▶ [WORK ORDER]: The required result is a copy of each line below in which "title" appears.

------

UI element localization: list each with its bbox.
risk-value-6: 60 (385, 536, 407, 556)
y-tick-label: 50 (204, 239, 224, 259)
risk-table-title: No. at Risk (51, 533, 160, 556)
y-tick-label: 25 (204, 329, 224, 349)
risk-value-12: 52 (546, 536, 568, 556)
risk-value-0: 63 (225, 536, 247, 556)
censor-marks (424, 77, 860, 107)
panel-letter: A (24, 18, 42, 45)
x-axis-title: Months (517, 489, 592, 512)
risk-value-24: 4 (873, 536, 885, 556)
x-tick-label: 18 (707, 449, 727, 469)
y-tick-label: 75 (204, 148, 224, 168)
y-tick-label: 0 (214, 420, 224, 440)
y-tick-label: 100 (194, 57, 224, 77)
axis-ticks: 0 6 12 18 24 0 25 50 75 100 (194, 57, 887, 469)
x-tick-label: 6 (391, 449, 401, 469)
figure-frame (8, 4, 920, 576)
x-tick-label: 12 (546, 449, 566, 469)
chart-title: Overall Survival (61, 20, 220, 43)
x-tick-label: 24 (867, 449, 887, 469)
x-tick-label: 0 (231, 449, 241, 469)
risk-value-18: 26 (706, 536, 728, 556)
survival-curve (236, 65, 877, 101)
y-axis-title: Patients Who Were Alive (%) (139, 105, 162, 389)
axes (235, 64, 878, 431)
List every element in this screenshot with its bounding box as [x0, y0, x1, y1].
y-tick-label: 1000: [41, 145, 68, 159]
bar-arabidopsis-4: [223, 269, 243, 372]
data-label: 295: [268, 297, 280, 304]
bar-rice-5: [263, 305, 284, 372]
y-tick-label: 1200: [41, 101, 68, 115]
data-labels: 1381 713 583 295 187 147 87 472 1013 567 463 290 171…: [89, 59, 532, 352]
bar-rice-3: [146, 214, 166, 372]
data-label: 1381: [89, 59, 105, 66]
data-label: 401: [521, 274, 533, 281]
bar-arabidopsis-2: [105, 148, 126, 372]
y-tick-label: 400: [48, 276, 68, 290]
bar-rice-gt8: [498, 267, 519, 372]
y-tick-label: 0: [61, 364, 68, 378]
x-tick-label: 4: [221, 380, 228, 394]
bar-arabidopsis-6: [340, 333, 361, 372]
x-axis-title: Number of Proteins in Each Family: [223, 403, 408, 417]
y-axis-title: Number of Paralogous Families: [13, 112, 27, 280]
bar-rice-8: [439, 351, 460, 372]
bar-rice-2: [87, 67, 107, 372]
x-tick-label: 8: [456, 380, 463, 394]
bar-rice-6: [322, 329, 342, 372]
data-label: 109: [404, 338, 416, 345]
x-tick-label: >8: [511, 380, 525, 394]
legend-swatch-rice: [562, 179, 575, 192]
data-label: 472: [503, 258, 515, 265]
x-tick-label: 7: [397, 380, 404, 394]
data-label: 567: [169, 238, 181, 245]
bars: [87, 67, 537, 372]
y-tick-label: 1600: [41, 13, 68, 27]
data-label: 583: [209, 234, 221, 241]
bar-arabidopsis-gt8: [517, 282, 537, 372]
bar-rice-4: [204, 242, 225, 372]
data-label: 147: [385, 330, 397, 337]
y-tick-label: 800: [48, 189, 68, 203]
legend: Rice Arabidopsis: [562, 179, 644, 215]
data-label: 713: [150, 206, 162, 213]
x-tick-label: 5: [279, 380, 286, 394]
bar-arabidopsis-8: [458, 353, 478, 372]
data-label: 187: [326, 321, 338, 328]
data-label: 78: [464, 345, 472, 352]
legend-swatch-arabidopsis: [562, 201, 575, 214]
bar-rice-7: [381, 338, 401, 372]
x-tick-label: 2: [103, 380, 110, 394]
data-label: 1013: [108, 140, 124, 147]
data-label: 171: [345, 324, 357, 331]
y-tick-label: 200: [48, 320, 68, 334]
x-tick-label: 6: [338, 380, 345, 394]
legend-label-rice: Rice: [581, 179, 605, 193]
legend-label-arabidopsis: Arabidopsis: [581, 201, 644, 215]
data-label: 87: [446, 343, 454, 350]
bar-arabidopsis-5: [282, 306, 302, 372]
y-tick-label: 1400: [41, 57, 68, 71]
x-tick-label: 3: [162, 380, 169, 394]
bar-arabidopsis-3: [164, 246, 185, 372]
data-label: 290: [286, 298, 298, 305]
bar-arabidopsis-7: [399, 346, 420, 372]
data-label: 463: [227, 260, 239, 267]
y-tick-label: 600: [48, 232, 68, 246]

------

▶ [OUTPUT FOR THIS TASK]:
risk-table-title: No. at Risk (51, 533, 160, 556)
x-axis-title: Months (517, 489, 592, 512)
chart-title: Overall Survival (61, 20, 220, 43)
y-axis-title: Patients Who Were Alive (%) (139, 105, 162, 389)
x-axis-title: Number of Proteins in Each Family: [223, 403, 408, 417]
y-axis-title: Number of Paralogous Families: [13, 112, 27, 280]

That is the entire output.